What to work on ▸ Your task is to transcribe all of the records exactly and leave out the pictures.

Chart and figure data ▸
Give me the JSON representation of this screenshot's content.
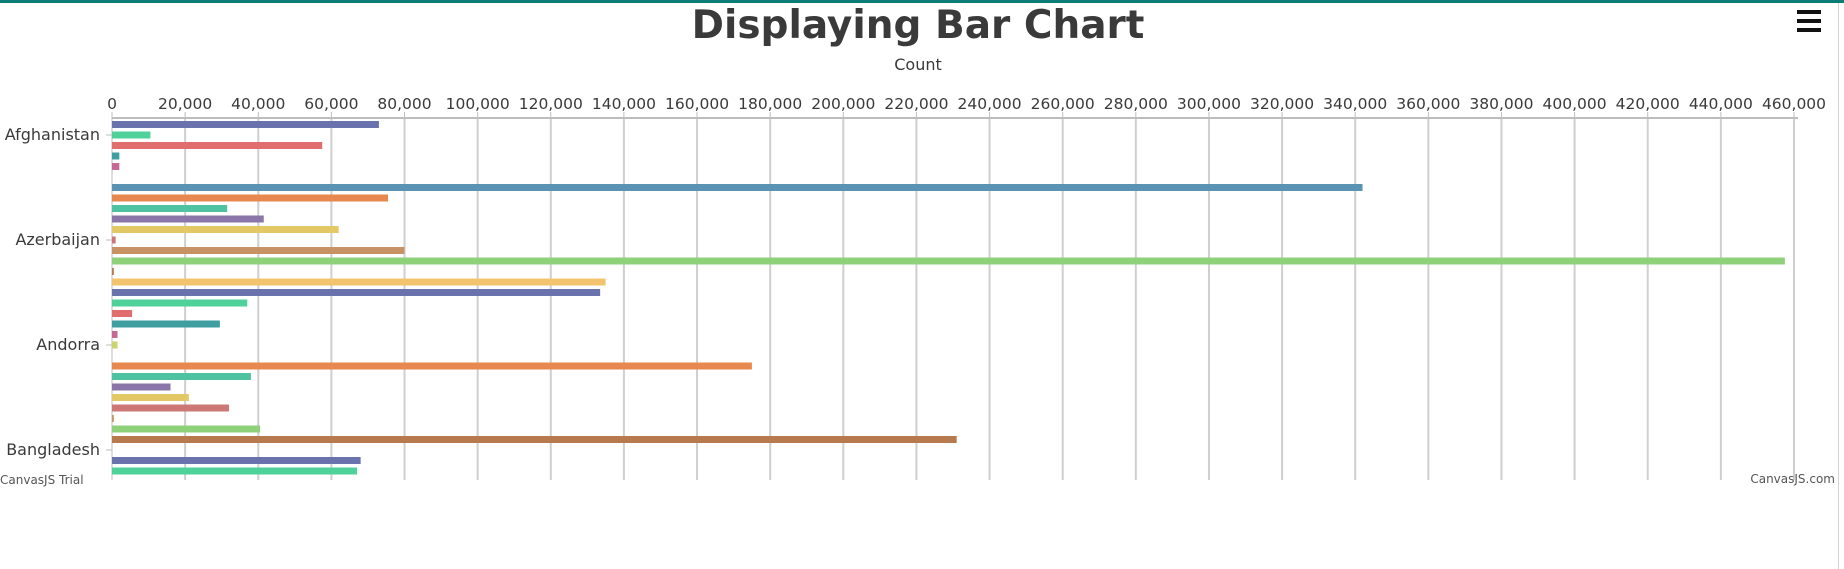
{
  "accent_color": "#0b7d76",
  "menu_icon": "hamburger-menu-icon",
  "chart_data": {
    "type": "bar",
    "orientation": "horizontal",
    "title": "Displaying Bar Chart",
    "axis_y_title": "Count",
    "axis_y": {
      "position": "top",
      "range": [
        0,
        460000
      ],
      "interval": 20000,
      "tick_labels": [
        "0",
        "20,000",
        "40,000",
        "60,000",
        "80,000",
        "100,000",
        "120,000",
        "140,000",
        "160,000",
        "180,000",
        "200,000",
        "220,000",
        "240,000",
        "260,000",
        "280,000",
        "300,000",
        "320,000",
        "340,000",
        "360,000",
        "380,000",
        "400,000",
        "420,000",
        "440,000",
        "460,000"
      ],
      "vertical_grid": true
    },
    "axis_x": {
      "labeled_categories": [
        "Afghanistan",
        "Azerbaijan",
        "Andorra",
        "Bangladesh"
      ],
      "label_rows": [
        1,
        11,
        21,
        31
      ]
    },
    "bars": [
      {
        "row": 0,
        "value": 73000,
        "color": "#6a72ad"
      },
      {
        "row": 1,
        "value": 10500,
        "color": "#4fd19b"
      },
      {
        "row": 2,
        "value": 57500,
        "color": "#e06e6e"
      },
      {
        "row": 3,
        "value": 2000,
        "color": "#3e9ea0"
      },
      {
        "row": 4,
        "value": 2000,
        "color": "#c56a95"
      },
      {
        "row": 6,
        "value": 342000,
        "color": "#5b93b5"
      },
      {
        "row": 7,
        "value": 75500,
        "color": "#e7894f"
      },
      {
        "row": 8,
        "value": 31500,
        "color": "#4fc2a1"
      },
      {
        "row": 9,
        "value": 41500,
        "color": "#8a76a8"
      },
      {
        "row": 10,
        "value": 62000,
        "color": "#e3c965"
      },
      {
        "row": 11,
        "value": 1000,
        "color": "#cd7777"
      },
      {
        "row": 12,
        "value": 80000,
        "color": "#c89364"
      },
      {
        "row": 13,
        "value": 457500,
        "color": "#8fd17a"
      },
      {
        "row": 14,
        "value": 500,
        "color": "#b67a4e"
      },
      {
        "row": 15,
        "value": 135000,
        "color": "#f3c46d"
      },
      {
        "row": 16,
        "value": 133500,
        "color": "#6a72ad"
      },
      {
        "row": 17,
        "value": 37000,
        "color": "#4fd19b"
      },
      {
        "row": 18,
        "value": 5500,
        "color": "#e06e6e"
      },
      {
        "row": 19,
        "value": 29500,
        "color": "#3e9ea0"
      },
      {
        "row": 20,
        "value": 1500,
        "color": "#c56a95"
      },
      {
        "row": 21,
        "value": 1500,
        "color": "#c8d56b"
      },
      {
        "row": 23,
        "value": 175000,
        "color": "#e7894f"
      },
      {
        "row": 24,
        "value": 38000,
        "color": "#4fc2a1"
      },
      {
        "row": 25,
        "value": 16000,
        "color": "#8a76a8"
      },
      {
        "row": 26,
        "value": 21000,
        "color": "#e3c965"
      },
      {
        "row": 27,
        "value": 32000,
        "color": "#cd7777"
      },
      {
        "row": 28,
        "value": 500,
        "color": "#c89364"
      },
      {
        "row": 29,
        "value": 40500,
        "color": "#8fd17a"
      },
      {
        "row": 30,
        "value": 231000,
        "color": "#b67a4e"
      },
      {
        "row": 32,
        "value": 68000,
        "color": "#6a72ad"
      },
      {
        "row": 33,
        "value": 67000,
        "color": "#4fd19b"
      }
    ],
    "credits": {
      "left": "CanvasJS Trial",
      "right": "CanvasJS.com"
    }
  }
}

Output ▸
Give me the JSON representation of this screenshot's content.
{
  "accent_color": "#0b7d76",
  "menu_icon": "hamburger-menu-icon",
  "chart_data": {
    "type": "bar",
    "orientation": "horizontal",
    "title": "Displaying Bar Chart",
    "axis_y_title": "Count",
    "axis_y": {
      "position": "top",
      "range": [
        0,
        460000
      ],
      "interval": 20000,
      "tick_labels": [
        "0",
        "20,000",
        "40,000",
        "60,000",
        "80,000",
        "100,000",
        "120,000",
        "140,000",
        "160,000",
        "180,000",
        "200,000",
        "220,000",
        "240,000",
        "260,000",
        "280,000",
        "300,000",
        "320,000",
        "340,000",
        "360,000",
        "380,000",
        "400,000",
        "420,000",
        "440,000",
        "460,000"
      ],
      "vertical_grid": true
    },
    "axis_x": {
      "labeled_categories": [
        "Afghanistan",
        "Azerbaijan",
        "Andorra",
        "Bangladesh"
      ],
      "label_rows": [
        1,
        11,
        21,
        31
      ]
    },
    "bars": [
      {
        "row": 0,
        "value": 73000,
        "color": "#6a72ad"
      },
      {
        "row": 1,
        "value": 10500,
        "color": "#4fd19b"
      },
      {
        "row": 2,
        "value": 57500,
        "color": "#e06e6e"
      },
      {
        "row": 3,
        "value": 2000,
        "color": "#3e9ea0"
      },
      {
        "row": 4,
        "value": 2000,
        "color": "#c56a95"
      },
      {
        "row": 6,
        "value": 342000,
        "color": "#5b93b5"
      },
      {
        "row": 7,
        "value": 75500,
        "color": "#e7894f"
      },
      {
        "row": 8,
        "value": 31500,
        "color": "#4fc2a1"
      },
      {
        "row": 9,
        "value": 41500,
        "color": "#8a76a8"
      },
      {
        "row": 10,
        "value": 62000,
        "color": "#e3c965"
      },
      {
        "row": 11,
        "value": 1000,
        "color": "#cd7777"
      },
      {
        "row": 12,
        "value": 80000,
        "color": "#c89364"
      },
      {
        "row": 13,
        "value": 457500,
        "color": "#8fd17a"
      },
      {
        "row": 14,
        "value": 500,
        "color": "#b67a4e"
      },
      {
        "row": 15,
        "value": 135000,
        "color": "#f3c46d"
      },
      {
        "row": 16,
        "value": 133500,
        "color": "#6a72ad"
      },
      {
        "row": 17,
        "value": 37000,
        "color": "#4fd19b"
      },
      {
        "row": 18,
        "value": 5500,
        "color": "#e06e6e"
      },
      {
        "row": 19,
        "value": 29500,
        "color": "#3e9ea0"
      },
      {
        "row": 20,
        "value": 1500,
        "color": "#c56a95"
      },
      {
        "row": 21,
        "value": 1500,
        "color": "#c8d56b"
      },
      {
        "row": 23,
        "value": 175000,
        "color": "#e7894f"
      },
      {
        "row": 24,
        "value": 38000,
        "color": "#4fc2a1"
      },
      {
        "row": 25,
        "value": 16000,
        "color": "#8a76a8"
      },
      {
        "row": 26,
        "value": 21000,
        "color": "#e3c965"
      },
      {
        "row": 27,
        "value": 32000,
        "color": "#cd7777"
      },
      {
        "row": 28,
        "value": 500,
        "color": "#c89364"
      },
      {
        "row": 29,
        "value": 40500,
        "color": "#8fd17a"
      },
      {
        "row": 30,
        "value": 231000,
        "color": "#b67a4e"
      },
      {
        "row": 32,
        "value": 68000,
        "color": "#6a72ad"
      },
      {
        "row": 33,
        "value": 67000,
        "color": "#4fd19b"
      }
    ],
    "credits": {
      "left": "CanvasJS Trial",
      "right": "CanvasJS.com"
    }
  }
}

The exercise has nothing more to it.